* **Records for processing**
···
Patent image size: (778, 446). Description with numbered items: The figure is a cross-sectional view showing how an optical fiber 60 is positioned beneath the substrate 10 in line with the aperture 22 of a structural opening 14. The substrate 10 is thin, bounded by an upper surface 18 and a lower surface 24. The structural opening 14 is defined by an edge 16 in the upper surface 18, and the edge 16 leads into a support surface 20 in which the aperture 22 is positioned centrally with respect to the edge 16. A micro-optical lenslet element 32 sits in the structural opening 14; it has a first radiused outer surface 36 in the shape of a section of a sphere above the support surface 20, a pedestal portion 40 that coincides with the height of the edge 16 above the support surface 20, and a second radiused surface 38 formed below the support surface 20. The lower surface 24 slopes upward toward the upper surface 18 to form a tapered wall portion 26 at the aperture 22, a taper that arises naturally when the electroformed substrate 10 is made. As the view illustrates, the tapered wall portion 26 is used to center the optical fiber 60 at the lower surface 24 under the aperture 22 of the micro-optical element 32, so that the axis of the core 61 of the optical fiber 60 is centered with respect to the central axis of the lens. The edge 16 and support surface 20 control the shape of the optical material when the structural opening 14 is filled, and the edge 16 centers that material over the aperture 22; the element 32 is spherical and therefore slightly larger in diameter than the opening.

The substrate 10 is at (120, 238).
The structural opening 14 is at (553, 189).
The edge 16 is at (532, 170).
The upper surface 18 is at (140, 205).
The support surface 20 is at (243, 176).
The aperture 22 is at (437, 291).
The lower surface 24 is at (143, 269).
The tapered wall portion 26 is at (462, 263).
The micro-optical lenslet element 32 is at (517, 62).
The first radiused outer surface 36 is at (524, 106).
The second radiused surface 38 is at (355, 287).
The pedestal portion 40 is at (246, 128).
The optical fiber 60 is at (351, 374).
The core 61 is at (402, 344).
···
* **Goal**
Swap "cross-sectional view" for "side view" throughout all the records above and write them out again with no other changes.

* **Solution to this task**
Patent image size: (778, 446). Description with numbered items: The figure is a side view showing how an optical fiber 60 is positioned beneath the substrate 10 in line with the aperture 22 of a structural opening 14. The substrate 10 is thin, bounded by an upper surface 18 and a lower surface 24. The structural opening 14 is defined by an edge 16 in the upper surface 18, and the edge 16 leads into a support surface 20 in which the aperture 22 is positioned centrally with respect to the edge 16. A micro-optical lenslet element 32 sits in the structural opening 14; it has a first radiused outer surface 36 in the shape of a section of a sphere above the support surface 20, a pedestal portion 40 that coincides with the height of the edge 16 above the support surface 20, and a second radiused surface 38 formed below the support surface 20. The lower surface 24 slopes upward toward the upper surface 18 to form a tapered wall portion 26 at the aperture 22, a taper that arises naturally when the electroformed substrate 10 is made. As the view illustrates, the tapered wall portion 26 is used to center the optical fiber 60 at the lower surface 24 under the aperture 22 of the micro-optical element 32, so that the axis of the core 61 of the optical fiber 60 is centered with respect to the central axis of the lens. The edge 16 and support surface 20 control the shape of the optical material when the structural opening 14 is filled, and the edge 16 centers that material over the aperture 22; the element 32 is spherical and therefore slightly larger in diameter than the opening.

The substrate 10 is at (120, 238).
The structural opening 14 is at (553, 189).
The edge 16 is at (532, 170).
The upper surface 18 is at (140, 205).
The support surface 20 is at (243, 176).
The aperture 22 is at (437, 291).
The lower surface 24 is at (143, 269).
The tapered wall portion 26 is at (462, 263).
The micro-optical lenslet element 32 is at (517, 62).
The first radiused outer surface 36 is at (524, 106).
The second radiused surface 38 is at (355, 287).
The pedestal portion 40 is at (246, 128).
The optical fiber 60 is at (351, 374).
The core 61 is at (402, 344).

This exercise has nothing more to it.